--- Start Supplied records ---

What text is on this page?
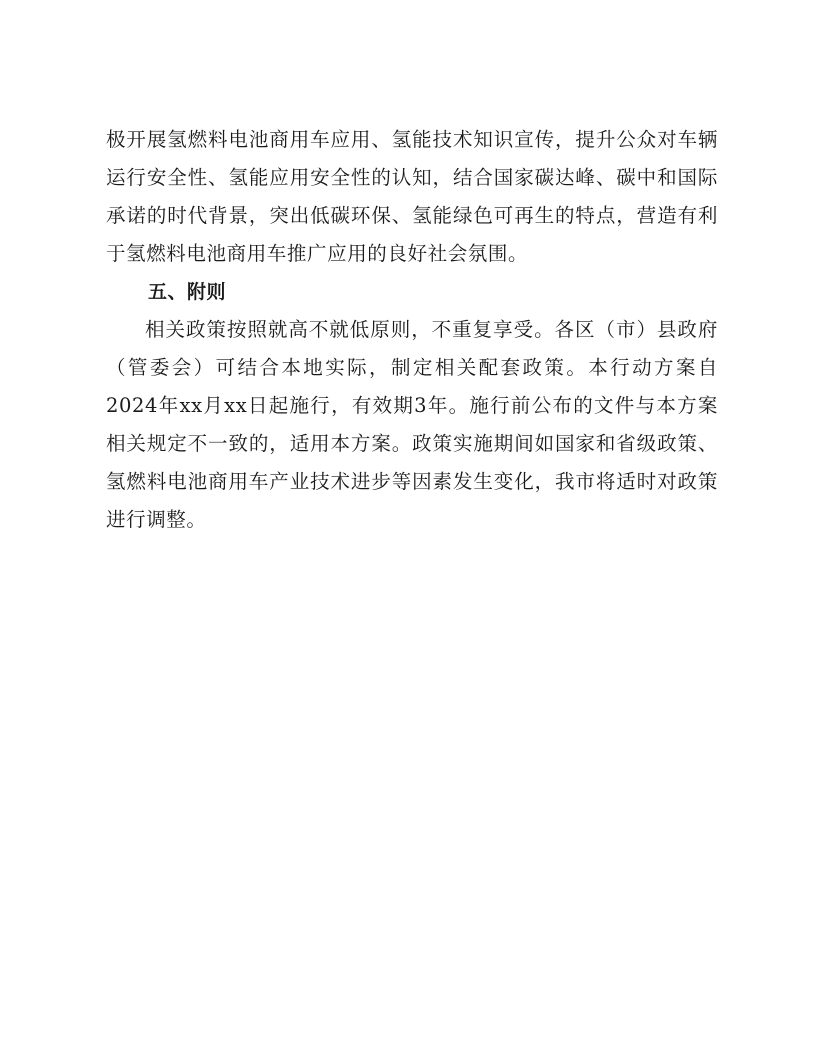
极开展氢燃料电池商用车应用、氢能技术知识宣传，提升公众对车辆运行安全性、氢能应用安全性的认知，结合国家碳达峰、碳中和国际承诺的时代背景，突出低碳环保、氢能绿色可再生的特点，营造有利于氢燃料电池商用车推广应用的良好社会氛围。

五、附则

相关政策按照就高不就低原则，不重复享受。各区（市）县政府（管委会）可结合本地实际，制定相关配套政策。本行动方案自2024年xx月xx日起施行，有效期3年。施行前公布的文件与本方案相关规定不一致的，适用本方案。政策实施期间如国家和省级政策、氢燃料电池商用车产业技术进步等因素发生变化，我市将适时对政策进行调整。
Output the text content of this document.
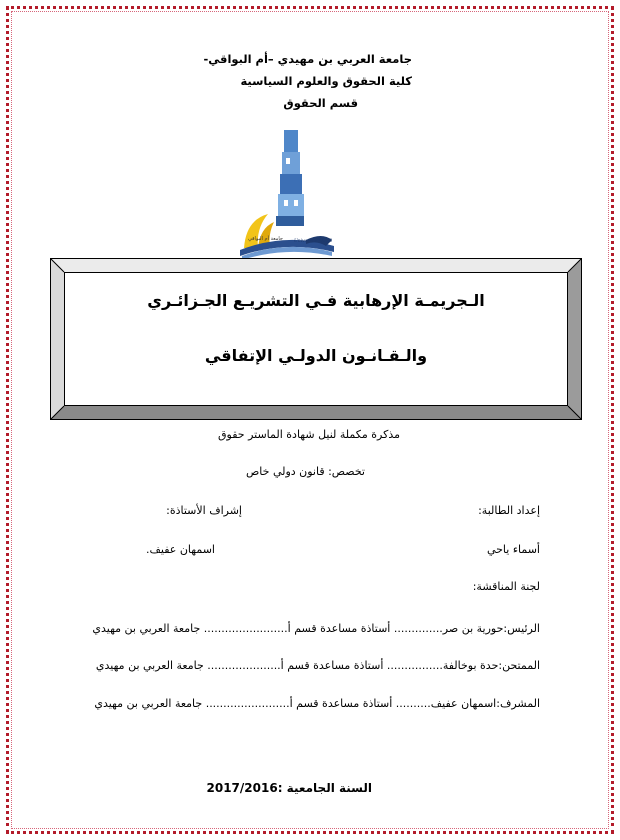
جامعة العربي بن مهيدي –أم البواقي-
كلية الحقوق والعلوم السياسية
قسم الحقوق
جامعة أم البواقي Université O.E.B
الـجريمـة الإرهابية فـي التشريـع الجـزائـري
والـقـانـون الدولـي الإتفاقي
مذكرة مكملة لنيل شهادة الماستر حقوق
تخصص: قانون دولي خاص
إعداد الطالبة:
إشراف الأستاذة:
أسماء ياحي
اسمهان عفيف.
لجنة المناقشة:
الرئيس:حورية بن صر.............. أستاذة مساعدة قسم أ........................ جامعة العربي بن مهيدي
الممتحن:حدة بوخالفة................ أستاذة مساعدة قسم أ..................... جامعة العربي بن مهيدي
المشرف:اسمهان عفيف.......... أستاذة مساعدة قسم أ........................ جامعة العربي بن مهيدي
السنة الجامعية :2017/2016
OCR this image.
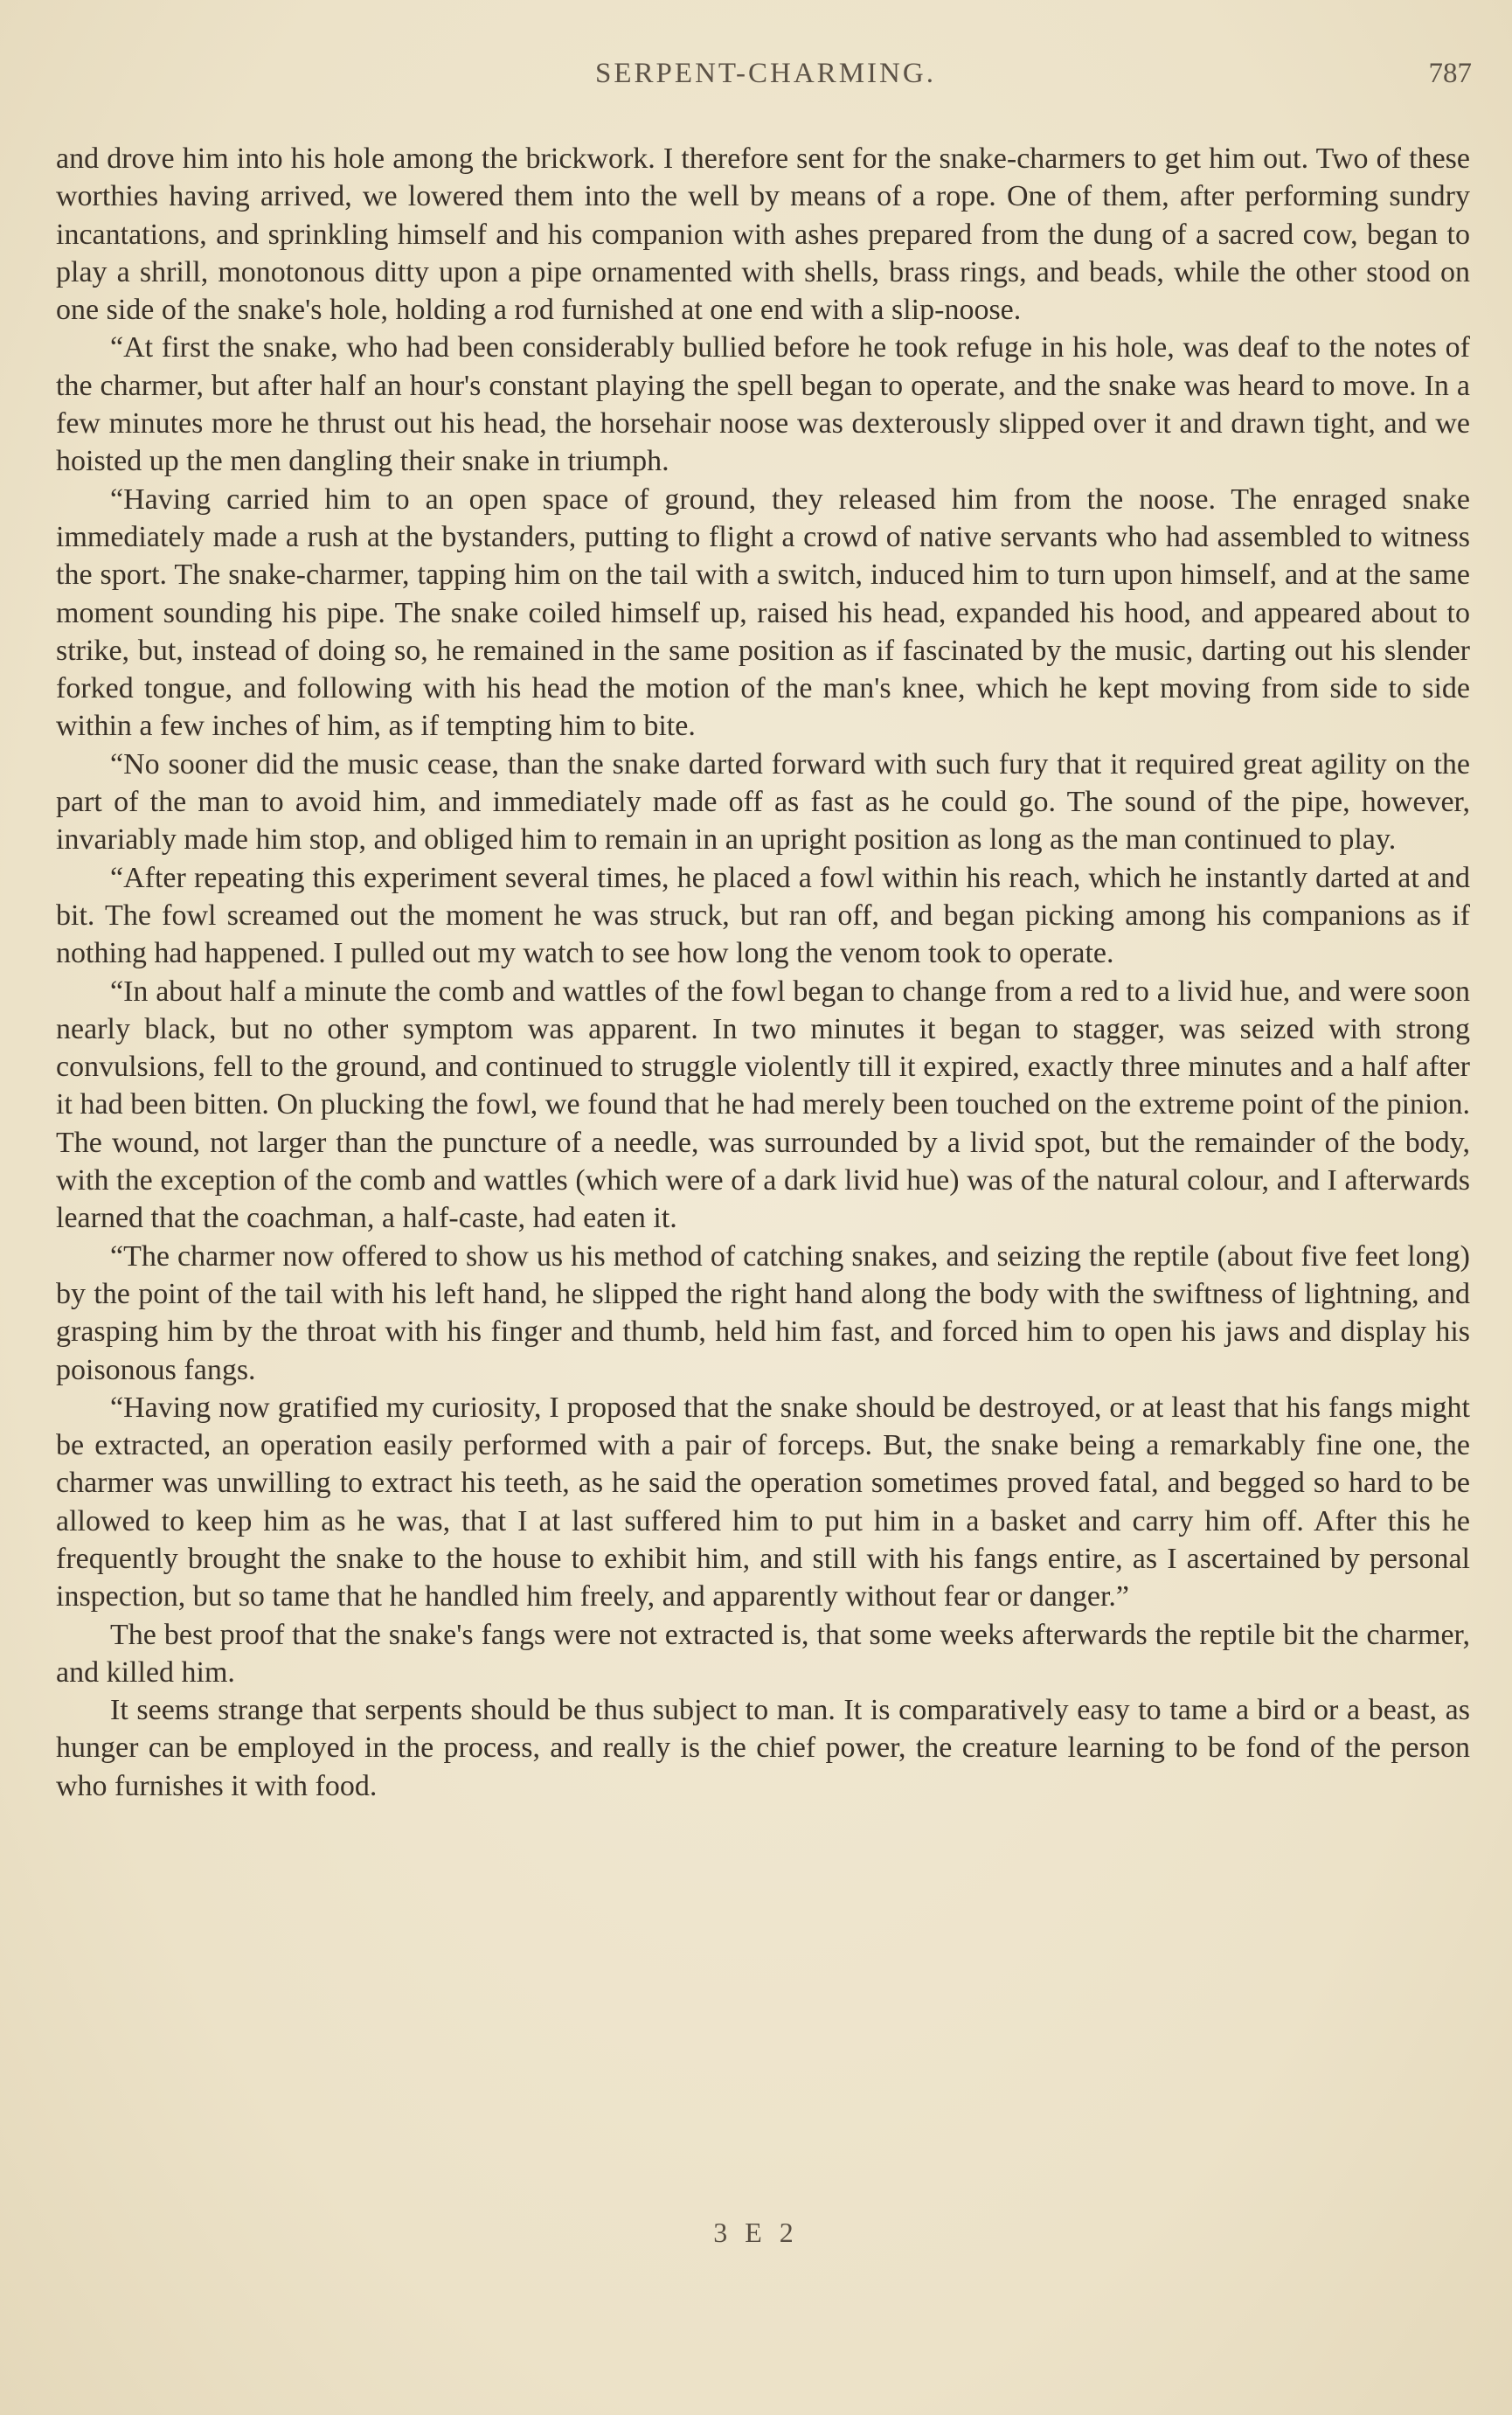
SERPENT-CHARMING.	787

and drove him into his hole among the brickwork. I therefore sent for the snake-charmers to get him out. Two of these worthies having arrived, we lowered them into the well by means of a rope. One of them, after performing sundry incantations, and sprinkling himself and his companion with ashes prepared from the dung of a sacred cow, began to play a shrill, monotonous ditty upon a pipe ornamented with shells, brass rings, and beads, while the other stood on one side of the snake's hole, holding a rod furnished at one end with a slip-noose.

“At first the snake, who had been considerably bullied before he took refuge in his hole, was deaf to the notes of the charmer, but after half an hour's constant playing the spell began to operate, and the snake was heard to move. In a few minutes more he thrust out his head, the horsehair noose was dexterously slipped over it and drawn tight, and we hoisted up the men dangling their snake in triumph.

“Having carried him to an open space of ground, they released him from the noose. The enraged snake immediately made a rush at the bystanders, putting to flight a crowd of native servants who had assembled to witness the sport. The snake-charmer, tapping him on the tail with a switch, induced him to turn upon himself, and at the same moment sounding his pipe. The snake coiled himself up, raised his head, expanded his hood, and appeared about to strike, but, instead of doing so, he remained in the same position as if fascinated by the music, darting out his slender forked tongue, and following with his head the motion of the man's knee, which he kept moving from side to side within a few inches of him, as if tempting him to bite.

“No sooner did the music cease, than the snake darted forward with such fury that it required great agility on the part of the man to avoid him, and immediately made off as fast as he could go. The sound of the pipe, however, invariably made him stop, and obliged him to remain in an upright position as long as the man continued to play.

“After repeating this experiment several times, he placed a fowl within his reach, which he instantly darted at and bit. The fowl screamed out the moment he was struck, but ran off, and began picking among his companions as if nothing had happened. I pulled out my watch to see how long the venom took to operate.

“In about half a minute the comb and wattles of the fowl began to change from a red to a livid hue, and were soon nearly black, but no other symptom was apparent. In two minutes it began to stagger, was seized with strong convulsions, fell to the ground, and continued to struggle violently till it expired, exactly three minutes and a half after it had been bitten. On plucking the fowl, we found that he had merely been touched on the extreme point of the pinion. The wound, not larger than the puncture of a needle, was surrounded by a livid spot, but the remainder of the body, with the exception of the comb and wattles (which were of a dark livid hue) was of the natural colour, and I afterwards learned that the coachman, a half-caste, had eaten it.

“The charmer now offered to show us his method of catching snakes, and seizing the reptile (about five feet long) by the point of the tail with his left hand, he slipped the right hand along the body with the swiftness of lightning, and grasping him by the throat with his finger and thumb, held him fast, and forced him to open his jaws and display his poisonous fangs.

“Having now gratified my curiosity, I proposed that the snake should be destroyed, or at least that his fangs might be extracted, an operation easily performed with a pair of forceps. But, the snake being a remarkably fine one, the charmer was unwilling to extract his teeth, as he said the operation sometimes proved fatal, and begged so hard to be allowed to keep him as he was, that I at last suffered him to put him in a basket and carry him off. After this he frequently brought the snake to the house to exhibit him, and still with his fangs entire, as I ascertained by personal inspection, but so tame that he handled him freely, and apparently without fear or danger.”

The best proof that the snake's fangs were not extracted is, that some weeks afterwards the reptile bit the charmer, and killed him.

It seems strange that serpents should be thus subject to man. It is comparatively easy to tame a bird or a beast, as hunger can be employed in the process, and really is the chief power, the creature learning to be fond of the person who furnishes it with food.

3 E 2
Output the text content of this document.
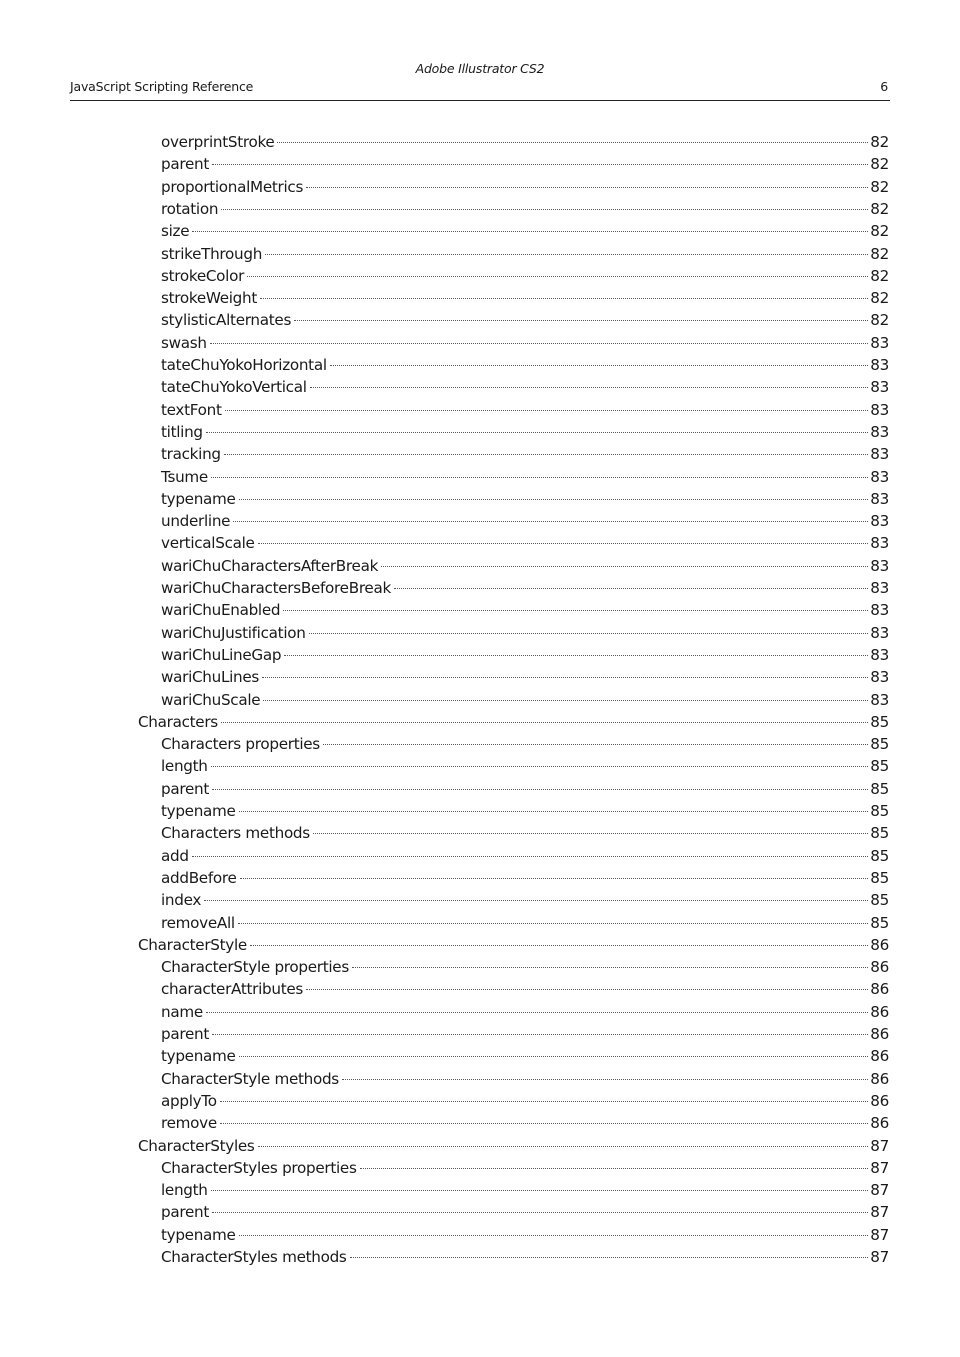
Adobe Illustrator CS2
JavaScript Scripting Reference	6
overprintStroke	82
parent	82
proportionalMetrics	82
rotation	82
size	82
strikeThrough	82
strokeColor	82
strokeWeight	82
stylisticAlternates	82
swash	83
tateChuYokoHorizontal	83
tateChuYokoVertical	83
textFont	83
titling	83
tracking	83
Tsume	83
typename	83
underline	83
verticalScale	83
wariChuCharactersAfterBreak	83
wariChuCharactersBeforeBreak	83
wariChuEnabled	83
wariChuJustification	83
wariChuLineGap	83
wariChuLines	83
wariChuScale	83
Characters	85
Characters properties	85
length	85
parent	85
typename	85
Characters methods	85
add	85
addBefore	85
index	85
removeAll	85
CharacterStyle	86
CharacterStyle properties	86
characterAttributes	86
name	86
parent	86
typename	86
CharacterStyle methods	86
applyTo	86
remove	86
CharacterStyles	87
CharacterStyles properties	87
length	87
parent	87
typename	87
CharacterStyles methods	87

--- End Supplied records ---

# Task prompt:
Quote the records in their entirety, keeping the wording exact and excluding pictures.

# Exercise response:
What text is on this page?
极开展氢燃料电池商用车应用、氢能技术知识宣传，提升公众对车辆运行安全性、氢能应用安全性的认知，结合国家碳达峰、碳中和国际承诺的时代背景，突出低碳环保、氢能绿色可再生的特点，营造有利于氢燃料电池商用车推广应用的良好社会氛围。

五、附则

相关政策按照就高不就低原则，不重复享受。各区（市）县政府（管委会）可结合本地实际，制定相关配套政策。本行动方案自2024年xx月xx日起施行，有效期3年。施行前公布的文件与本方案相关规定不一致的，适用本方案。政策实施期间如国家和省级政策、氢燃料电池商用车产业技术进步等因素发生变化，我市将适时对政策进行调整。
Output the text content of this document.
جامعة العربي بن مهيدي –أم البواقي-
كلية الحقوق والعلوم السياسية
قسم الحقوق
جامعة أم البواقي Université O.E.B
الـجريمـة الإرهابية فـي التشريـع الجـزائـري
والـقـانـون الدولـي الإتفاقي
مذكرة مكملة لنيل شهادة الماستر حقوق
تخصص: قانون دولي خاص
إعداد الطالبة:
إشراف الأستاذة:
أسماء ياحي
اسمهان عفيف.
لجنة المناقشة:
الرئيس:حورية بن صر.............. أستاذة مساعدة قسم أ........................ جامعة العربي بن مهيدي
الممتحن:حدة بوخالفة................ أستاذة مساعدة قسم أ..................... جامعة العربي بن مهيدي
المشرف:اسمهان عفيف.......... أستاذة مساعدة قسم أ........................ جامعة العربي بن مهيدي
السنة الجامعية :2017/2016
OCR this image.
SERPENT-CHARMING.	787

and drove him into his hole among the brickwork. I therefore sent for the snake-charmers to get him out. Two of these worthies having arrived, we lowered them into the well by means of a rope. One of them, after performing sundry incantations, and sprinkling himself and his companion with ashes prepared from the dung of a sacred cow, began to play a shrill, monotonous ditty upon a pipe ornamented with shells, brass rings, and beads, while the other stood on one side of the snake's hole, holding a rod furnished at one end with a slip-noose.

“At first the snake, who had been considerably bullied before he took refuge in his hole, was deaf to the notes of the charmer, but after half an hour's constant playing the spell began to operate, and the snake was heard to move. In a few minutes more he thrust out his head, the horsehair noose was dexterously slipped over it and drawn tight, and we hoisted up the men dangling their snake in triumph.

“Having carried him to an open space of ground, they released him from the noose. The enraged snake immediately made a rush at the bystanders, putting to flight a crowd of native servants who had assembled to witness the sport. The snake-charmer, tapping him on the tail with a switch, induced him to turn upon himself, and at the same moment sounding his pipe. The snake coiled himself up, raised his head, expanded his hood, and appeared about to strike, but, instead of doing so, he remained in the same position as if fascinated by the music, darting out his slender forked tongue, and following with his head the motion of the man's knee, which he kept moving from side to side within a few inches of him, as if tempting him to bite.

“No sooner did the music cease, than the snake darted forward with such fury that it required great agility on the part of the man to avoid him, and immediately made off as fast as he could go. The sound of the pipe, however, invariably made him stop, and obliged him to remain in an upright position as long as the man continued to play.

“After repeating this experiment several times, he placed a fowl within his reach, which he instantly darted at and bit. The fowl screamed out the moment he was struck, but ran off, and began picking among his companions as if nothing had happened. I pulled out my watch to see how long the venom took to operate.

“In about half a minute the comb and wattles of the fowl began to change from a red to a livid hue, and were soon nearly black, but no other symptom was apparent. In two minutes it began to stagger, was seized with strong convulsions, fell to the ground, and continued to struggle violently till it expired, exactly three minutes and a half after it had been bitten. On plucking the fowl, we found that he had merely been touched on the extreme point of the pinion. The wound, not larger than the puncture of a needle, was surrounded by a livid spot, but the remainder of the body, with the exception of the comb and wattles (which were of a dark livid hue) was of the natural colour, and I afterwards learned that the coachman, a half-caste, had eaten it.

“The charmer now offered to show us his method of catching snakes, and seizing the reptile (about five feet long) by the point of the tail with his left hand, he slipped the right hand along the body with the swiftness of lightning, and grasping him by the throat with his finger and thumb, held him fast, and forced him to open his jaws and display his poisonous fangs.

“Having now gratified my curiosity, I proposed that the snake should be destroyed, or at least that his fangs might be extracted, an operation easily performed with a pair of forceps. But, the snake being a remarkably fine one, the charmer was unwilling to extract his teeth, as he said the operation sometimes proved fatal, and begged so hard to be allowed to keep him as he was, that I at last suffered him to put him in a basket and carry him off. After this he frequently brought the snake to the house to exhibit him, and still with his fangs entire, as I ascertained by personal inspection, but so tame that he handled him freely, and apparently without fear or danger.”

The best proof that the snake's fangs were not extracted is, that some weeks afterwards the reptile bit the charmer, and killed him.

It seems strange that serpents should be thus subject to man. It is comparatively easy to tame a bird or a beast, as hunger can be employed in the process, and really is the chief power, the creature learning to be fond of the person who furnishes it with food.

3 E 2
Output the text content of this document.
Adobe Illustrator CS2
JavaScript Scripting Reference	6
overprintStroke	82
parent	82
proportionalMetrics	82
rotation	82
size	82
strikeThrough	82
strokeColor	82
strokeWeight	82
stylisticAlternates	82
swash	83
tateChuYokoHorizontal	83
tateChuYokoVertical	83
textFont	83
titling	83
tracking	83
Tsume	83
typename	83
underline	83
verticalScale	83
wariChuCharactersAfterBreak	83
wariChuCharactersBeforeBreak	83
wariChuEnabled	83
wariChuJustification	83
wariChuLineGap	83
wariChuLines	83
wariChuScale	83
Characters	85
Characters properties	85
length	85
parent	85
typename	85
Characters methods	85
add	85
addBefore	85
index	85
removeAll	85
CharacterStyle	86
CharacterStyle properties	86
characterAttributes	86
name	86
parent	86
typename	86
CharacterStyle methods	86
applyTo	86
remove	86
CharacterStyles	87
CharacterStyles properties	87
length	87
parent	87
typename	87
CharacterStyles methods	87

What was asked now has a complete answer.